# Written problem
Copy the data word for word, keeping every line.
-- Start of Records for processing --
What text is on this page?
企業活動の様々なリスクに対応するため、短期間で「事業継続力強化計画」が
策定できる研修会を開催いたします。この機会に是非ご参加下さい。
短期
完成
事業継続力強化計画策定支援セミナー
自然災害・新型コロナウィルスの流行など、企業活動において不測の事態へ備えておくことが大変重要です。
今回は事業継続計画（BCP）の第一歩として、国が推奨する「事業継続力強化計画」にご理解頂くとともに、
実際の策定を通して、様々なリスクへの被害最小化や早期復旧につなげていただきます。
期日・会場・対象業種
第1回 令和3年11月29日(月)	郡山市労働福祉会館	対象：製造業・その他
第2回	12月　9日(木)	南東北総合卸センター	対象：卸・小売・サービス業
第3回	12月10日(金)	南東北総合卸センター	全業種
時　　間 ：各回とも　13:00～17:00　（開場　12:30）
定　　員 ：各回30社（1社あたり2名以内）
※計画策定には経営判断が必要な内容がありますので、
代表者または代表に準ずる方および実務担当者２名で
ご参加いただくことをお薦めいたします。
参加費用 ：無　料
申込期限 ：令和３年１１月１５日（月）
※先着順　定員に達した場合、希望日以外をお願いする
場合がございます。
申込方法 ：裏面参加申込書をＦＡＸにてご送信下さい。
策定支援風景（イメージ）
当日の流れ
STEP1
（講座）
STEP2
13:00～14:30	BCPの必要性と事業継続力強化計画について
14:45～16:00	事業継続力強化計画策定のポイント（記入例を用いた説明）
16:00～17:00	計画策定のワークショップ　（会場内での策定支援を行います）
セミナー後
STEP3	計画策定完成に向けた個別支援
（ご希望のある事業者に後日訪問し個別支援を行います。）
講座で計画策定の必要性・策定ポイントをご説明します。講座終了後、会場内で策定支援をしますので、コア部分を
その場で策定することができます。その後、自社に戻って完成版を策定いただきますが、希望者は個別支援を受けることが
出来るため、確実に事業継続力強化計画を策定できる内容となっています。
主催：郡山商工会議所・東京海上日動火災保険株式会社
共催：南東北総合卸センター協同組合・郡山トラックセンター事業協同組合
-- End of Records for processing --
# The result
What text is on this page?
企業活動の様々なリスクに対応するため、短期間で「事業継続力強化計画」が
策定できる研修会を開催いたします。この機会に是非ご参加下さい。
短期
完成
事業継続力強化計画策定支援セミナー
自然災害・新型コロナウィルスの流行など、企業活動において不測の事態へ備えておくことが大変重要です。
今回は事業継続計画（BCP）の第一歩として、国が推奨する「事業継続力強化計画」にご理解頂くとともに、
実際の策定を通して、様々なリスクへの被害最小化や早期復旧につなげていただきます。
期日・会場・対象業種
第1回 令和3年11月29日(月)	郡山市労働福祉会館	対象：製造業・その他
第2回	12月　9日(木)	南東北総合卸センター	対象：卸・小売・サービス業
第3回	12月10日(金)	南東北総合卸センター	全業種
時　　間 ：各回とも　13:00～17:00　（開場　12:30）
定　　員 ：各回30社（1社あたり2名以内）
※計画策定には経営判断が必要な内容がありますので、
代表者または代表に準ずる方および実務担当者２名で
ご参加いただくことをお薦めいたします。
参加費用 ：無　料
申込期限 ：令和３年１１月１５日（月）
※先着順　定員に達した場合、希望日以外をお願いする
場合がございます。
申込方法 ：裏面参加申込書をＦＡＸにてご送信下さい。
策定支援風景（イメージ）
当日の流れ
STEP1
（講座）
STEP2
13:00～14:30	BCPの必要性と事業継続力強化計画について
14:45～16:00	事業継続力強化計画策定のポイント（記入例を用いた説明）
16:00～17:00	計画策定のワークショップ　（会場内での策定支援を行います）
セミナー後
STEP3	計画策定完成に向けた個別支援
（ご希望のある事業者に後日訪問し個別支援を行います。）
講座で計画策定の必要性・策定ポイントをご説明します。講座終了後、会場内で策定支援をしますので、コア部分を
その場で策定することができます。その後、自社に戻って完成版を策定いただきますが、希望者は個別支援を受けることが
出来るため、確実に事業継続力強化計画を策定できる内容となっています。
主催：郡山商工会議所・東京海上日動火災保険株式会社
共催：南東北総合卸センター協同組合・郡山トラックセンター事業協同組合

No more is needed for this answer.